GIVEN PROBLEM |
Count how many lines contain the word "image". Respond with the number alone.

Stored records |

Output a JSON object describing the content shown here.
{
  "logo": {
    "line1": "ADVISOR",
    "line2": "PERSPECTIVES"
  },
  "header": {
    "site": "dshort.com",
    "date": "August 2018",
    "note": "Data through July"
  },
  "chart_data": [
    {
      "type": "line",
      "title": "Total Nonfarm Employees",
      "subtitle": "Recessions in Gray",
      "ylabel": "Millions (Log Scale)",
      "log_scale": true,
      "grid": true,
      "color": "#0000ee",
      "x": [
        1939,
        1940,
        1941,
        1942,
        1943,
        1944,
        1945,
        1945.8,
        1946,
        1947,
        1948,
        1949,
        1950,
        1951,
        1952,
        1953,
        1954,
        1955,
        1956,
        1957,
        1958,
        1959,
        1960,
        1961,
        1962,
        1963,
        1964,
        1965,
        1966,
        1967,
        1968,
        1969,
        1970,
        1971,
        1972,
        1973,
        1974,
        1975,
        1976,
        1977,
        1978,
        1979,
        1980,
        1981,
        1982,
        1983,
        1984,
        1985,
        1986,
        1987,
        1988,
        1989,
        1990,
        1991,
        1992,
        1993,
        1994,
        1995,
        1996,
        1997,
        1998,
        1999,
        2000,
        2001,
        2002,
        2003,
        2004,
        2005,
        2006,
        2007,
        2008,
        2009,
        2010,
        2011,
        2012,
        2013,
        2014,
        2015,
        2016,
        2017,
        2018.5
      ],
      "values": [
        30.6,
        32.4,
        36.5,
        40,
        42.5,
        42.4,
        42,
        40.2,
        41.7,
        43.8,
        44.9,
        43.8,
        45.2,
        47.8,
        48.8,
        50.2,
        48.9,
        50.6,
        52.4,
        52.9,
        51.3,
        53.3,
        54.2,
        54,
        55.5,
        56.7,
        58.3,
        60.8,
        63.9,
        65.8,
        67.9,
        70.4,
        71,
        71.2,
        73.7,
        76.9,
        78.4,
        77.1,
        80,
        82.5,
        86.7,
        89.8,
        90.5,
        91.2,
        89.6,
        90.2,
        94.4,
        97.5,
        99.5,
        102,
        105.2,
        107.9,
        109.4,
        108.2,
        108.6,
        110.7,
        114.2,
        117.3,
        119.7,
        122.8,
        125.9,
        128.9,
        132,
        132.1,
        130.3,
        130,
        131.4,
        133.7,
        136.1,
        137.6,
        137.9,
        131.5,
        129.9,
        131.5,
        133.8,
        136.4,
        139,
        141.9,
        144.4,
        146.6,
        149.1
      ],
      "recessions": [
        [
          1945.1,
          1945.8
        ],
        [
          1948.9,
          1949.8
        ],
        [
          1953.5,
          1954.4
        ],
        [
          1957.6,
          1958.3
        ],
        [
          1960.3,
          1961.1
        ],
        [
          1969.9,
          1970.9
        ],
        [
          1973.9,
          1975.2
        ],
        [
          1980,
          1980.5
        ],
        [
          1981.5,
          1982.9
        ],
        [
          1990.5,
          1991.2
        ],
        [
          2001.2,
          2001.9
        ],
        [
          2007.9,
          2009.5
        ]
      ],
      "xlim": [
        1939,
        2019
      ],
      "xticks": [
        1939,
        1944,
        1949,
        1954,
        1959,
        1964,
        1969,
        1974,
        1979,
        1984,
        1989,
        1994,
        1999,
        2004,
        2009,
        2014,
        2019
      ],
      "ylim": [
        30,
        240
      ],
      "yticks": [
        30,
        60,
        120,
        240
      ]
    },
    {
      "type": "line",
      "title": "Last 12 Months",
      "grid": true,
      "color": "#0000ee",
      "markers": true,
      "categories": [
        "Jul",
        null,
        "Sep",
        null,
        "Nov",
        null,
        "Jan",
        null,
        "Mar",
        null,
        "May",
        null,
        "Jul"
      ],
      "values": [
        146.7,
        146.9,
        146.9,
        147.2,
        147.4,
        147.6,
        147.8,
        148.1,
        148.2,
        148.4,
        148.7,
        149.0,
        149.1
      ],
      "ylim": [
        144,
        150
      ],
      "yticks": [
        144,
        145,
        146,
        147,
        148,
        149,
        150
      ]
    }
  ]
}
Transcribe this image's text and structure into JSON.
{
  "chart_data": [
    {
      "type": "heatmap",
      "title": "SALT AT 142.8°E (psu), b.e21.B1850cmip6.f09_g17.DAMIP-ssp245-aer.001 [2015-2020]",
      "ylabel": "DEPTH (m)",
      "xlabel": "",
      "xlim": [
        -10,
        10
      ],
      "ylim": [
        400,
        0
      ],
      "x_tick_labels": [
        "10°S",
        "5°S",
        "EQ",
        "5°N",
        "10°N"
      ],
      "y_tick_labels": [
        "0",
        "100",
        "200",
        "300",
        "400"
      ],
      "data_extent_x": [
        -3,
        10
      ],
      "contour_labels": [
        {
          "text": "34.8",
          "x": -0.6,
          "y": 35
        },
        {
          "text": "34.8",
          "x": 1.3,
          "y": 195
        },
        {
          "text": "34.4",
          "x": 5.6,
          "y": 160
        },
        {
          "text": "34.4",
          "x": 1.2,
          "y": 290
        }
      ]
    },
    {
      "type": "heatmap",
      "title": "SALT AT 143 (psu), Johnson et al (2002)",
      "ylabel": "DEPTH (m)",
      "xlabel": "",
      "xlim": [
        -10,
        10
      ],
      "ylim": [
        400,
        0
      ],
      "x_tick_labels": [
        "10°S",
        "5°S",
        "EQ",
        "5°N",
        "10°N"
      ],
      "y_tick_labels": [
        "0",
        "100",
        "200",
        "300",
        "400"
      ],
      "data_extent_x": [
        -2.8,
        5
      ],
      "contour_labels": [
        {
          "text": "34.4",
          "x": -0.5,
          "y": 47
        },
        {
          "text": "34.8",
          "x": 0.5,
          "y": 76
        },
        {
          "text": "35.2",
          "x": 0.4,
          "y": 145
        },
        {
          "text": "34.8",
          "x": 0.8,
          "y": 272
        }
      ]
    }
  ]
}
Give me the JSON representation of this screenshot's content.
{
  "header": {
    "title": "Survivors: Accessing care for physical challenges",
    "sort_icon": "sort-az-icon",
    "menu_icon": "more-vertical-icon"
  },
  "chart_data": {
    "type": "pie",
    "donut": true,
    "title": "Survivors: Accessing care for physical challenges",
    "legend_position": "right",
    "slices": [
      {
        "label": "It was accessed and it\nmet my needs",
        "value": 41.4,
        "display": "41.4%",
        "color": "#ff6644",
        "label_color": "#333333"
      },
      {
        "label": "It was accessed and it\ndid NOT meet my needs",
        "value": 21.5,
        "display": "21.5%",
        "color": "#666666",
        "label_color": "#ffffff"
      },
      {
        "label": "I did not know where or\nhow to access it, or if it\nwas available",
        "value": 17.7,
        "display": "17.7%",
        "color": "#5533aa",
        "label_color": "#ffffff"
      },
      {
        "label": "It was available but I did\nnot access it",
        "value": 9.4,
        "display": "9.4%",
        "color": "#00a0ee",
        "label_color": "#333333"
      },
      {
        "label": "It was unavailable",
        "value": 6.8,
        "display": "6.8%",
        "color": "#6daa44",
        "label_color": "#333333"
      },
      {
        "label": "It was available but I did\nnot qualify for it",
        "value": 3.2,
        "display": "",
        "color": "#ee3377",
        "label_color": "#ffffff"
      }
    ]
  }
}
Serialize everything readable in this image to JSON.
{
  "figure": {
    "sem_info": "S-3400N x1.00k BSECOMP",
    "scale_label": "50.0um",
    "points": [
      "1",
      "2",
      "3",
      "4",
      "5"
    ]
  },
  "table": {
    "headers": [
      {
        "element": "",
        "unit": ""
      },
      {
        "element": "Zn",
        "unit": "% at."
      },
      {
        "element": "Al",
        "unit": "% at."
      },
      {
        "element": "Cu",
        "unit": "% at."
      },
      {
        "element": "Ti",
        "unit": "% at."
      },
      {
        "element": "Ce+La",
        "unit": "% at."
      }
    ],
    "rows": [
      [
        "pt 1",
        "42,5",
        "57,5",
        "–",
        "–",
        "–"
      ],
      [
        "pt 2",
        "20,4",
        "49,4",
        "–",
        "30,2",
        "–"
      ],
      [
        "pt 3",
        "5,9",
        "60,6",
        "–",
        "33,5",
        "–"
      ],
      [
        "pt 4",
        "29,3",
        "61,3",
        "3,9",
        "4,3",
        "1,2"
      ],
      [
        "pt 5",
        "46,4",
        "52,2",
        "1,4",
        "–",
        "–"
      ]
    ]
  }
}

RESULT OF THE EXERCISE |
2